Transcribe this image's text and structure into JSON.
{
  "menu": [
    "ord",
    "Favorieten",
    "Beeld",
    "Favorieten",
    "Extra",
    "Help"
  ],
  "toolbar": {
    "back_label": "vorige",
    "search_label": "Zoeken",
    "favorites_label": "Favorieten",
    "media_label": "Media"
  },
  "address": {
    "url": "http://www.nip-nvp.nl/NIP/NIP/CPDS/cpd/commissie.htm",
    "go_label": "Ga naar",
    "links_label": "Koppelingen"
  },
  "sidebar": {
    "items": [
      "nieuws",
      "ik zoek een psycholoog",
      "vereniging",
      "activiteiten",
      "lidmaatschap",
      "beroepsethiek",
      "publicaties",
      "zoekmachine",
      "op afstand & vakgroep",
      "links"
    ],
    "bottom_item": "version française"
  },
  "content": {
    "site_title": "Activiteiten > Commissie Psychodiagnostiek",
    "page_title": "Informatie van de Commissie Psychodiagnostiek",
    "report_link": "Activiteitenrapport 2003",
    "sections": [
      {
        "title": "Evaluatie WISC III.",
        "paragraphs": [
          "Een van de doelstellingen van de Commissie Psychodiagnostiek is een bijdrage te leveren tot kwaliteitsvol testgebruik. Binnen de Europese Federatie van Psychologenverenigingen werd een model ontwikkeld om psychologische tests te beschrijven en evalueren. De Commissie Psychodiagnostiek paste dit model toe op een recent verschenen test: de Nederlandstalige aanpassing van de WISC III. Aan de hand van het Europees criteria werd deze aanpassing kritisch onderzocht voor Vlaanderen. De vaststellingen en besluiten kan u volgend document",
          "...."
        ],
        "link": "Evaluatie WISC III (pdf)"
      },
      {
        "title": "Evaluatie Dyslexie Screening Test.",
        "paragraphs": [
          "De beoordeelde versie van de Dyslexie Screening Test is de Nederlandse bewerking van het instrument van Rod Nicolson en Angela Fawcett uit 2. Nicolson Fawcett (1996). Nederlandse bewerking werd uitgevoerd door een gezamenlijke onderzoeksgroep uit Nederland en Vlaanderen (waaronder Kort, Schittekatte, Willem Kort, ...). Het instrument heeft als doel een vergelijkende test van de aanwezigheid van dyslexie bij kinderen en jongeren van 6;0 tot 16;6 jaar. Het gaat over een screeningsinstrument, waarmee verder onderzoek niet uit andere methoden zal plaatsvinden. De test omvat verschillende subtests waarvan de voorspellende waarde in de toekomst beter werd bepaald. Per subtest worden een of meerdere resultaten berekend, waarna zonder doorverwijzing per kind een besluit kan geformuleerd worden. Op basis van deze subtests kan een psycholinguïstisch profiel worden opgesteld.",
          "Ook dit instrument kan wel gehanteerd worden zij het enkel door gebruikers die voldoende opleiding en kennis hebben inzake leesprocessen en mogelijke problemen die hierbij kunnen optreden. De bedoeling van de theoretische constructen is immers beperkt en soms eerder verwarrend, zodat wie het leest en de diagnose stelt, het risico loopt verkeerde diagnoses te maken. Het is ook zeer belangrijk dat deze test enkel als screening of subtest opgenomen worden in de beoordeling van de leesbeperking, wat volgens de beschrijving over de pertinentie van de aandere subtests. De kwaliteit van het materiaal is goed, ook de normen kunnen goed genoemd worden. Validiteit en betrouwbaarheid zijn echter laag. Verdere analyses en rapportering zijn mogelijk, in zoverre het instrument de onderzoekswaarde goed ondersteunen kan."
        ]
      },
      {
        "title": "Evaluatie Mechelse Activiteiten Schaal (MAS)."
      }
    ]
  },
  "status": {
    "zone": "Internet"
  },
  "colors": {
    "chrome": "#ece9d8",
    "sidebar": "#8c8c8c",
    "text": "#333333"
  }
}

What is being asked
Reproduce the listing above word for word.

Solved exercise
Transcribe this image's text and structure into JSON.
{
  "menu": [
    "ord",
    "Favorieten",
    "Beeld",
    "Favorieten",
    "Extra",
    "Help"
  ],
  "toolbar": {
    "back_label": "vorige",
    "search_label": "Zoeken",
    "favorites_label": "Favorieten",
    "media_label": "Media"
  },
  "address": {
    "url": "http://www.nip-nvp.nl/NIP/NIP/CPDS/cpd/commissie.htm",
    "go_label": "Ga naar",
    "links_label": "Koppelingen"
  },
  "sidebar": {
    "items": [
      "nieuws",
      "ik zoek een psycholoog",
      "vereniging",
      "activiteiten",
      "lidmaatschap",
      "beroepsethiek",
      "publicaties",
      "zoekmachine",
      "op afstand & vakgroep",
      "links"
    ],
    "bottom_item": "version française"
  },
  "content": {
    "site_title": "Activiteiten > Commissie Psychodiagnostiek",
    "page_title": "Informatie van de Commissie Psychodiagnostiek",
    "report_link": "Activiteitenrapport 2003",
    "sections": [
      {
        "title": "Evaluatie WISC III.",
        "paragraphs": [
          "Een van de doelstellingen van de Commissie Psychodiagnostiek is een bijdrage te leveren tot kwaliteitsvol testgebruik. Binnen de Europese Federatie van Psychologenverenigingen werd een model ontwikkeld om psychologische tests te beschrijven en evalueren. De Commissie Psychodiagnostiek paste dit model toe op een recent verschenen test: de Nederlandstalige aanpassing van de WISC III. Aan de hand van het Europees criteria werd deze aanpassing kritisch onderzocht voor Vlaanderen. De vaststellingen en besluiten kan u volgend document",
          "...."
        ],
        "link": "Evaluatie WISC III (pdf)"
      },
      {
        "title": "Evaluatie Dyslexie Screening Test.",
        "paragraphs": [
          "De beoordeelde versie van de Dyslexie Screening Test is de Nederlandse bewerking van het instrument van Rod Nicolson en Angela Fawcett uit 2. Nicolson Fawcett (1996). Nederlandse bewerking werd uitgevoerd door een gezamenlijke onderzoeksgroep uit Nederland en Vlaanderen (waaronder Kort, Schittekatte, Willem Kort, ...). Het instrument heeft als doel een vergelijkende test van de aanwezigheid van dyslexie bij kinderen en jongeren van 6;0 tot 16;6 jaar. Het gaat over een screeningsinstrument, waarmee verder onderzoek niet uit andere methoden zal plaatsvinden. De test omvat verschillende subtests waarvan de voorspellende waarde in de toekomst beter werd bepaald. Per subtest worden een of meerdere resultaten berekend, waarna zonder doorverwijzing per kind een besluit kan geformuleerd worden. Op basis van deze subtests kan een psycholinguïstisch profiel worden opgesteld.",
          "Ook dit instrument kan wel gehanteerd worden zij het enkel door gebruikers die voldoende opleiding en kennis hebben inzake leesprocessen en mogelijke problemen die hierbij kunnen optreden. De bedoeling van de theoretische constructen is immers beperkt en soms eerder verwarrend, zodat wie het leest en de diagnose stelt, het risico loopt verkeerde diagnoses te maken. Het is ook zeer belangrijk dat deze test enkel als screening of subtest opgenomen worden in de beoordeling van de leesbeperking, wat volgens de beschrijving over de pertinentie van de aandere subtests. De kwaliteit van het materiaal is goed, ook de normen kunnen goed genoemd worden. Validiteit en betrouwbaarheid zijn echter laag. Verdere analyses en rapportering zijn mogelijk, in zoverre het instrument de onderzoekswaarde goed ondersteunen kan."
        ]
      },
      {
        "title": "Evaluatie Mechelse Activiteiten Schaal (MAS)."
      }
    ]
  },
  "status": {
    "zone": "Internet"
  },
  "colors": {
    "chrome": "#ece9d8",
    "sidebar": "#8c8c8c",
    "text": "#333333"
  }
}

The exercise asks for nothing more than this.